*Your goal*.
Where "einem" occurs in a line of the entries below, copy that line.

Entries taken from a collection

....

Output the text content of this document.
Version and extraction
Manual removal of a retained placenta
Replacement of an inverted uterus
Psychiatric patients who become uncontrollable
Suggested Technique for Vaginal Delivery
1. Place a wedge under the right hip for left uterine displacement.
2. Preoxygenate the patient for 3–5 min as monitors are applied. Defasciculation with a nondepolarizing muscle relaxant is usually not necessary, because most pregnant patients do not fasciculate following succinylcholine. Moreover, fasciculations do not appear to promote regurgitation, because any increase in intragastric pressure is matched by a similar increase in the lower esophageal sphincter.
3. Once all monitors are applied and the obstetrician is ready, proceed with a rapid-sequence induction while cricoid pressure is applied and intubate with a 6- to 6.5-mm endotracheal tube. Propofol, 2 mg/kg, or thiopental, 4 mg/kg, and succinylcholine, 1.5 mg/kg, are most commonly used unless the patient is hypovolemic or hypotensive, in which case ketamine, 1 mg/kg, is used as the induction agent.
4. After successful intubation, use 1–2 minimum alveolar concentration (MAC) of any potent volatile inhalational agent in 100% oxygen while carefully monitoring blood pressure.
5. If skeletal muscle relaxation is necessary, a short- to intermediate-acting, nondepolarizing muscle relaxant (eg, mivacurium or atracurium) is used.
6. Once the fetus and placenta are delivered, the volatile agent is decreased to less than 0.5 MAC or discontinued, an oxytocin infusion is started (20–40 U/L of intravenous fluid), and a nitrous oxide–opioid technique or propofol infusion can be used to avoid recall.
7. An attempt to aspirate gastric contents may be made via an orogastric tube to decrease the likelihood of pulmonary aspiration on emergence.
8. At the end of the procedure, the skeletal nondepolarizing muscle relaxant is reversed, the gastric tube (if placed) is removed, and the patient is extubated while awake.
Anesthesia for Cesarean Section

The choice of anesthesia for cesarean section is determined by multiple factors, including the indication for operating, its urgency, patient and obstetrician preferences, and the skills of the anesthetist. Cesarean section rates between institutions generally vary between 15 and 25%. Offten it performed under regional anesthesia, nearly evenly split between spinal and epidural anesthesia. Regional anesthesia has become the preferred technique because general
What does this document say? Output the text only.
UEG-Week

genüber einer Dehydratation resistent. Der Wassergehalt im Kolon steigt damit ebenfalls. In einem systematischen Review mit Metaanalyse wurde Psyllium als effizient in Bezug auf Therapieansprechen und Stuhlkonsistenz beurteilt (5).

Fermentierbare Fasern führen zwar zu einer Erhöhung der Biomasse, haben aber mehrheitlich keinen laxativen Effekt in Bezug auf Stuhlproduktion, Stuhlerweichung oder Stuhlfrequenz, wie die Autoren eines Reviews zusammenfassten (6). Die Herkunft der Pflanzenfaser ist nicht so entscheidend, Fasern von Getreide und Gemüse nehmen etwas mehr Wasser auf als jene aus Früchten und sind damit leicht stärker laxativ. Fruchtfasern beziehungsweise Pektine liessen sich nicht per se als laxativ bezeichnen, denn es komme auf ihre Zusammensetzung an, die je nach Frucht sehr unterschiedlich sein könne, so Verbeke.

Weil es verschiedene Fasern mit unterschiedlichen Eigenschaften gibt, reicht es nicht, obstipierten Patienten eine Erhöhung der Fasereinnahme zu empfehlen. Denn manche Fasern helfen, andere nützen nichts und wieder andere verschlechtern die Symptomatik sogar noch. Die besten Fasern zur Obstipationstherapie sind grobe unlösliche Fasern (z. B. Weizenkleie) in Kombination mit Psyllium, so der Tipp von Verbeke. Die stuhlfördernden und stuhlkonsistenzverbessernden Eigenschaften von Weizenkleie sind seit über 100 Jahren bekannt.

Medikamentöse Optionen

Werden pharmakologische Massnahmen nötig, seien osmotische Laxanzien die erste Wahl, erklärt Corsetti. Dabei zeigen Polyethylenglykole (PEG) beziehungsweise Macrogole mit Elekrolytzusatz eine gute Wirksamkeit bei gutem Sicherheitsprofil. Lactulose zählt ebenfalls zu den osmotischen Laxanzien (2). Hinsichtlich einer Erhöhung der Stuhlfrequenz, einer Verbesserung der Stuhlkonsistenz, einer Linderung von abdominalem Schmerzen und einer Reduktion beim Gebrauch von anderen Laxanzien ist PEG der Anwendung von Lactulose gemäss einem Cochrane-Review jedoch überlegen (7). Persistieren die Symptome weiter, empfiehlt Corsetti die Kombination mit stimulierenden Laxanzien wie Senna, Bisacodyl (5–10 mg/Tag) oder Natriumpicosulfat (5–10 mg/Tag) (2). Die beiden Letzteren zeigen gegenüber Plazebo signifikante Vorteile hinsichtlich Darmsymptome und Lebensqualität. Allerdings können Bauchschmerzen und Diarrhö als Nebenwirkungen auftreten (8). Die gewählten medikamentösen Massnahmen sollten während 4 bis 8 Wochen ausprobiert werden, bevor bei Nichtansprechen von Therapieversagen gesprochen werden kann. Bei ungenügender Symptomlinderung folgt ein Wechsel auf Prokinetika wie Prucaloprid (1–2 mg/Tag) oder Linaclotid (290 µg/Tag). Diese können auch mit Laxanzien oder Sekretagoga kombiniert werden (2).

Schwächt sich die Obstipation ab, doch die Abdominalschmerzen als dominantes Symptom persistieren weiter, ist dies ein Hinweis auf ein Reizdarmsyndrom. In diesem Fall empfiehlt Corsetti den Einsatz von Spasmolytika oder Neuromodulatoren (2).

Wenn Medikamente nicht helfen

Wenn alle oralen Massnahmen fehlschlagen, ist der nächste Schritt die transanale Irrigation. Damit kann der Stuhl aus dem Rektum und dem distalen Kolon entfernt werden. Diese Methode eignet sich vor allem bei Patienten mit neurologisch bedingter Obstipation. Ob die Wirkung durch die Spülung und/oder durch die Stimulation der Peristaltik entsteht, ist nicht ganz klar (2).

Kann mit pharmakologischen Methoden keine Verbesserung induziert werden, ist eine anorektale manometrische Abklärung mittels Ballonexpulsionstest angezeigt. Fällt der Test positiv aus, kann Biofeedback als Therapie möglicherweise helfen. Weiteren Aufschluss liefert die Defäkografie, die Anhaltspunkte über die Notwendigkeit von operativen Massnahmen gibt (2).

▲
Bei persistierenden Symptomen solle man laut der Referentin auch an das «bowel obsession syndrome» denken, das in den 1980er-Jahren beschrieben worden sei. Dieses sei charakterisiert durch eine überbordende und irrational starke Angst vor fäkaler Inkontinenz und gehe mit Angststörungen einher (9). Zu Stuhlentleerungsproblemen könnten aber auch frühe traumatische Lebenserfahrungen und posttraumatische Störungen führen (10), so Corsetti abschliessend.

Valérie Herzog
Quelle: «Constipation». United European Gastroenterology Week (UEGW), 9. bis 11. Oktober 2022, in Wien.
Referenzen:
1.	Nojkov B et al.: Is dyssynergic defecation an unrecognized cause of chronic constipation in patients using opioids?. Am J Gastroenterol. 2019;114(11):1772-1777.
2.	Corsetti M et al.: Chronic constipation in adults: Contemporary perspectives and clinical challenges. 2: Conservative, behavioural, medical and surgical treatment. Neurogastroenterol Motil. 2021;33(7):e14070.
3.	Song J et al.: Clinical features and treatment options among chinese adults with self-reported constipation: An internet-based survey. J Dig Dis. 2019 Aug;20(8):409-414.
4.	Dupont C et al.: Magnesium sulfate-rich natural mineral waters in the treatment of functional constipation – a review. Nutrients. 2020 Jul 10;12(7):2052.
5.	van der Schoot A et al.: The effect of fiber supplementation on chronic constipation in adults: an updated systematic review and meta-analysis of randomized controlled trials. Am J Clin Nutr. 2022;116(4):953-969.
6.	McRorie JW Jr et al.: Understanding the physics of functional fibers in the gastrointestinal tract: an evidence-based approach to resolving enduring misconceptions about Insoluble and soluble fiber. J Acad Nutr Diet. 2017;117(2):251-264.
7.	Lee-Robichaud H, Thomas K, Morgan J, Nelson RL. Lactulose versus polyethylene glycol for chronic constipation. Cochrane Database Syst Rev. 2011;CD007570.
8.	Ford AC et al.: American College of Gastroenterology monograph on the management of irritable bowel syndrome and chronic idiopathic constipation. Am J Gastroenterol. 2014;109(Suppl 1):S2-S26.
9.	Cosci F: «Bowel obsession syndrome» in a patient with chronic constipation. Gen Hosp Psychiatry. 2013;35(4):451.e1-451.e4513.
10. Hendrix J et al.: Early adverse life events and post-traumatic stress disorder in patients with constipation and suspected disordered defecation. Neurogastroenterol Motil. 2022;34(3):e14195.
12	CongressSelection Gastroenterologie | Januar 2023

....

*Task result*.
genüber einer Dehydratation resistent. Der Wassergehalt im Kolon steigt damit ebenfalls. In einem systematischen Review mit Metaanalyse wurde Psyllium als effizient in Bezug auf Therapieansprechen und Stuhlkonsistenz beurteilt (5).
Werden pharmakologische Massnahmen nötig, seien osmotische Laxanzien die erste Wahl, erklärt Corsetti. Dabei zeigen Polyethylenglykole (PEG) beziehungsweise Macrogole mit Elekrolytzusatz eine gute Wirksamkeit bei gutem Sicherheitsprofil. Lactulose zählt ebenfalls zu den osmotischen Laxanzien (2). Hinsichtlich einer Erhöhung der Stuhlfrequenz, einer Verbesserung der Stuhlkonsistenz, einer Linderung von abdominalem Schmerzen und einer Reduktion beim Gebrauch von anderen Laxanzien ist PEG der Anwendung von Lactulose gemäss einem Cochrane-Review jedoch überlegen (7). Persistieren die Symptome weiter, empfiehlt Corsetti die Kombination mit stimulierenden Laxanzien wie Senna, Bisacodyl (5–10 mg/Tag) oder Natriumpicosulfat (5–10 mg/Tag) (2). Die beiden Letzteren zeigen gegenüber Plazebo signifikante Vorteile hinsichtlich Darmsymptome und Lebensqualität. Allerdings können Bauchschmerzen und Diarrhö als Nebenwirkungen auftreten (8). Die gewählten medikamentösen Massnahmen sollten während 4 bis 8 Wochen ausprobiert werden, bevor bei Nichtansprechen von Therapieversagen gesprochen werden kann. Bei ungenügender Symptomlinderung folgt ein Wechsel auf Prokinetika wie Prucaloprid (1–2 mg/Tag) oder Linaclotid (290 µg/Tag). Diese können auch mit Laxanzien oder Sekretagoga kombiniert werden (2).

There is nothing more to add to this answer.